━━━ Data extract ━━━

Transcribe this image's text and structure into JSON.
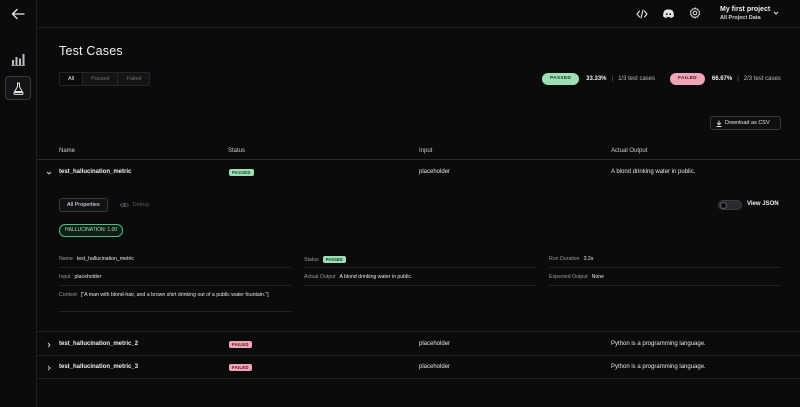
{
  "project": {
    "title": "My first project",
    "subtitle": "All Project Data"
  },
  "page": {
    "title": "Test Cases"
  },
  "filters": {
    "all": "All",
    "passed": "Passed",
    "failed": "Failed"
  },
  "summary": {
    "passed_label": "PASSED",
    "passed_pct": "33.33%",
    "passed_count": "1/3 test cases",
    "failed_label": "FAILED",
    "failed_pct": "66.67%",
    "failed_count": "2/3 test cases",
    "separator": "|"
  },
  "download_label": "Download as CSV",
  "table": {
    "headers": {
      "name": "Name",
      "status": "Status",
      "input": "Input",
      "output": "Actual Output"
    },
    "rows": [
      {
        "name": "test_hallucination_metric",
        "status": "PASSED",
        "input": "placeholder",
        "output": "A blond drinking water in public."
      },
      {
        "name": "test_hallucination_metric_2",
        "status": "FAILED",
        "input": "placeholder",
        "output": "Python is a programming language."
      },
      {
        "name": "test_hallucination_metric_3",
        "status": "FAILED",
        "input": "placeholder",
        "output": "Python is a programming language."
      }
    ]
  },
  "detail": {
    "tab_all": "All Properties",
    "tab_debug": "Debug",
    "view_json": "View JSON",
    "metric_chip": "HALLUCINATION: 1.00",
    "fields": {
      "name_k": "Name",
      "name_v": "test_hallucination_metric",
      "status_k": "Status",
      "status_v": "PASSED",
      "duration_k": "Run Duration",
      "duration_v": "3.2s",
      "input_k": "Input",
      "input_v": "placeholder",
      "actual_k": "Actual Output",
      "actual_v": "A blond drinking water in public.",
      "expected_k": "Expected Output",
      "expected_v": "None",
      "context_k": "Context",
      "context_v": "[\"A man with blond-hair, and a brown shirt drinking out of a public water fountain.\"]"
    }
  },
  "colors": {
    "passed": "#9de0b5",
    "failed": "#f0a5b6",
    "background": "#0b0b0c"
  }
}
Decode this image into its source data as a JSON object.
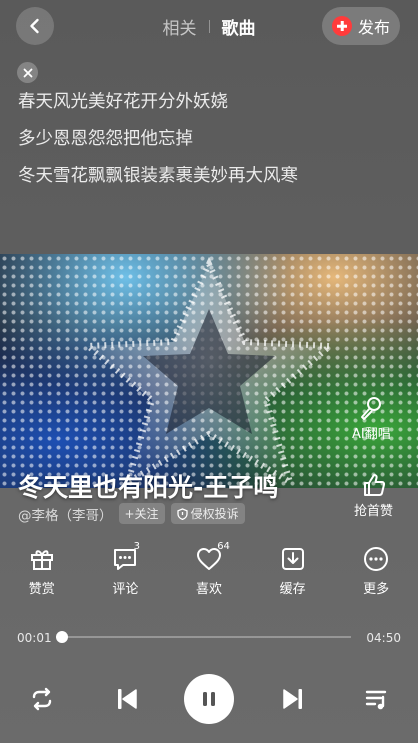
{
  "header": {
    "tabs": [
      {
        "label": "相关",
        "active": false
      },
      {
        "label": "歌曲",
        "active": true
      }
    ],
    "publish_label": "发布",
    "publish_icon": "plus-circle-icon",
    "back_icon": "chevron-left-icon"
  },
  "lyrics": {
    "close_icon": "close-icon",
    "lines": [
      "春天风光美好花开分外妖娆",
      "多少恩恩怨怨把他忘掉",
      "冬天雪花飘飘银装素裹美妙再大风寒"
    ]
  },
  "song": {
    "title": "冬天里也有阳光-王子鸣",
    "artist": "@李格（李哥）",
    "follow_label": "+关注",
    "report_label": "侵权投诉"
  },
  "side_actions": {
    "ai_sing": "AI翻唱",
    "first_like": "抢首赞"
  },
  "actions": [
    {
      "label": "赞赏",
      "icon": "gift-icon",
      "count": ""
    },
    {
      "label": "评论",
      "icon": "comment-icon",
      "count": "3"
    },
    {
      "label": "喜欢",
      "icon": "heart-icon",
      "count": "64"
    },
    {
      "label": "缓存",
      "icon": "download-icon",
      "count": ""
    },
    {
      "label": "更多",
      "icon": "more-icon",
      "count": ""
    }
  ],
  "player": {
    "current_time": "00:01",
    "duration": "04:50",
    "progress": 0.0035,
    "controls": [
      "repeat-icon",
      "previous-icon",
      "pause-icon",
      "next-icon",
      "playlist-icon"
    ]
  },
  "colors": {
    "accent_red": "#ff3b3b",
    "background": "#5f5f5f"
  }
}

━━━

Requirements:
Set down every entry word for word, but omit the pictures.

The result:
Transcribe this image's text and structure into JSON.
{
  "project": {
    "title": "My first project",
    "subtitle": "All Project Data"
  },
  "page": {
    "title": "Test Cases"
  },
  "filters": {
    "all": "All",
    "passed": "Passed",
    "failed": "Failed"
  },
  "summary": {
    "passed_label": "PASSED",
    "passed_pct": "33.33%",
    "passed_count": "1/3 test cases",
    "failed_label": "FAILED",
    "failed_pct": "66.67%",
    "failed_count": "2/3 test cases",
    "separator": "|"
  },
  "download_label": "Download as CSV",
  "table": {
    "headers": {
      "name": "Name",
      "status": "Status",
      "input": "Input",
      "output": "Actual Output"
    },
    "rows": [
      {
        "name": "test_hallucination_metric",
        "status": "PASSED",
        "input": "placeholder",
        "output": "A blond drinking water in public."
      },
      {
        "name": "test_hallucination_metric_2",
        "status": "FAILED",
        "input": "placeholder",
        "output": "Python is a programming language."
      },
      {
        "name": "test_hallucination_metric_3",
        "status": "FAILED",
        "input": "placeholder",
        "output": "Python is a programming language."
      }
    ]
  },
  "detail": {
    "tab_all": "All Properties",
    "tab_debug": "Debug",
    "view_json": "View JSON",
    "metric_chip": "HALLUCINATION: 1.00",
    "fields": {
      "name_k": "Name",
      "name_v": "test_hallucination_metric",
      "status_k": "Status",
      "status_v": "PASSED",
      "duration_k": "Run Duration",
      "duration_v": "3.2s",
      "input_k": "Input",
      "input_v": "placeholder",
      "actual_k": "Actual Output",
      "actual_v": "A blond drinking water in public.",
      "expected_k": "Expected Output",
      "expected_v": "None",
      "context_k": "Context",
      "context_v": "[\"A man with blond-hair, and a brown shirt drinking out of a public water fountain.\"]"
    }
  },
  "colors": {
    "passed": "#9de0b5",
    "failed": "#f0a5b6",
    "background": "#0b0b0c"
  }
}
Decode this image into its source data as a JSON object.
{
  "header": {
    "tabs": [
      {
        "label": "相关",
        "active": false
      },
      {
        "label": "歌曲",
        "active": true
      }
    ],
    "publish_label": "发布",
    "publish_icon": "plus-circle-icon",
    "back_icon": "chevron-left-icon"
  },
  "lyrics": {
    "close_icon": "close-icon",
    "lines": [
      "春天风光美好花开分外妖娆",
      "多少恩恩怨怨把他忘掉",
      "冬天雪花飘飘银装素裹美妙再大风寒"
    ]
  },
  "song": {
    "title": "冬天里也有阳光-王子鸣",
    "artist": "@李格（李哥）",
    "follow_label": "+关注",
    "report_label": "侵权投诉"
  },
  "side_actions": {
    "ai_sing": "AI翻唱",
    "first_like": "抢首赞"
  },
  "actions": [
    {
      "label": "赞赏",
      "icon": "gift-icon",
      "count": ""
    },
    {
      "label": "评论",
      "icon": "comment-icon",
      "count": "3"
    },
    {
      "label": "喜欢",
      "icon": "heart-icon",
      "count": "64"
    },
    {
      "label": "缓存",
      "icon": "download-icon",
      "count": ""
    },
    {
      "label": "更多",
      "icon": "more-icon",
      "count": ""
    }
  ],
  "player": {
    "current_time": "00:01",
    "duration": "04:50",
    "progress": 0.0035,
    "controls": [
      "repeat-icon",
      "previous-icon",
      "pause-icon",
      "next-icon",
      "playlist-icon"
    ]
  },
  "colors": {
    "accent_red": "#ff3b3b",
    "background": "#5f5f5f"
  }
}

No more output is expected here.